Records from a dataset:
-- begin --
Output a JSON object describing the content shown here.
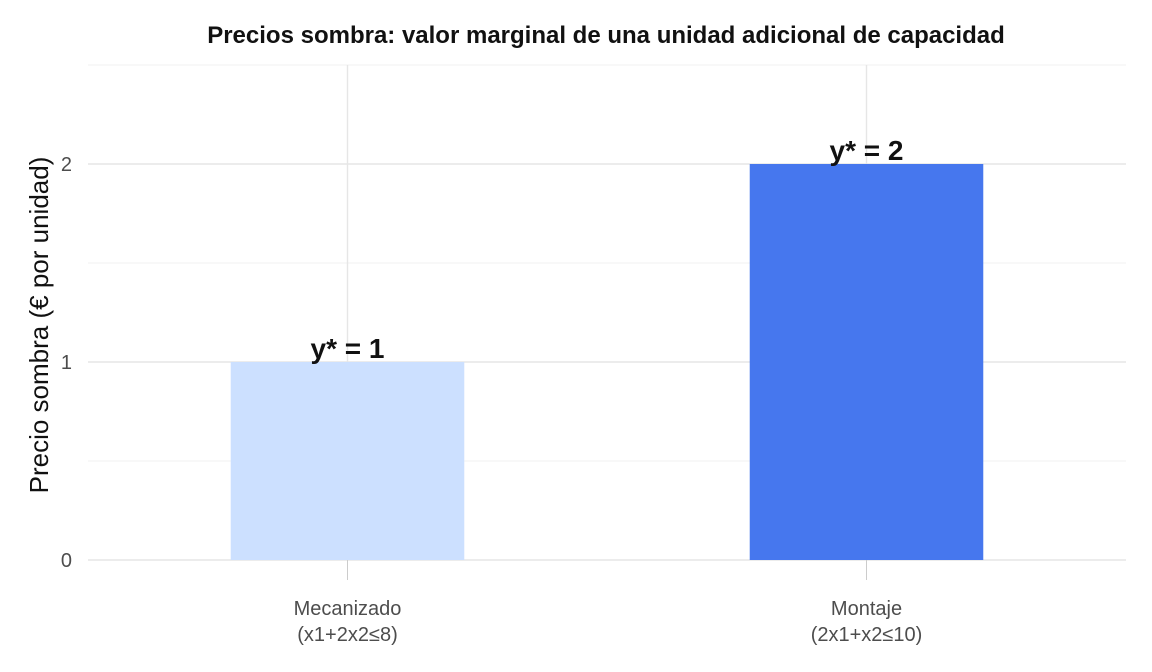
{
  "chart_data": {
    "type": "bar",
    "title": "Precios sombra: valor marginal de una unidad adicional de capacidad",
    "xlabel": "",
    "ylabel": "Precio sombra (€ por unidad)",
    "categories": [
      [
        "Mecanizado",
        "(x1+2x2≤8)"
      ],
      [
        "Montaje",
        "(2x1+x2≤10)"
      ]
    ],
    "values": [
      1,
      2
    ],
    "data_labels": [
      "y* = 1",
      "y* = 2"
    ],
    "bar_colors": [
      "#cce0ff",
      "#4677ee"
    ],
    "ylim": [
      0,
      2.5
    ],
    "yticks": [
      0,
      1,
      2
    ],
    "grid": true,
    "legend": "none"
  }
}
-- end --
EXERCISE REQUIREMENTS: Look over the records above and copy each line that includes the string "sombra".

OUTPUT FOR THIS TASK:
    "title": "Precios sombra: valor marginal de una unidad adicional de capacidad",
    "ylabel": "Precio sombra (€ por unidad)",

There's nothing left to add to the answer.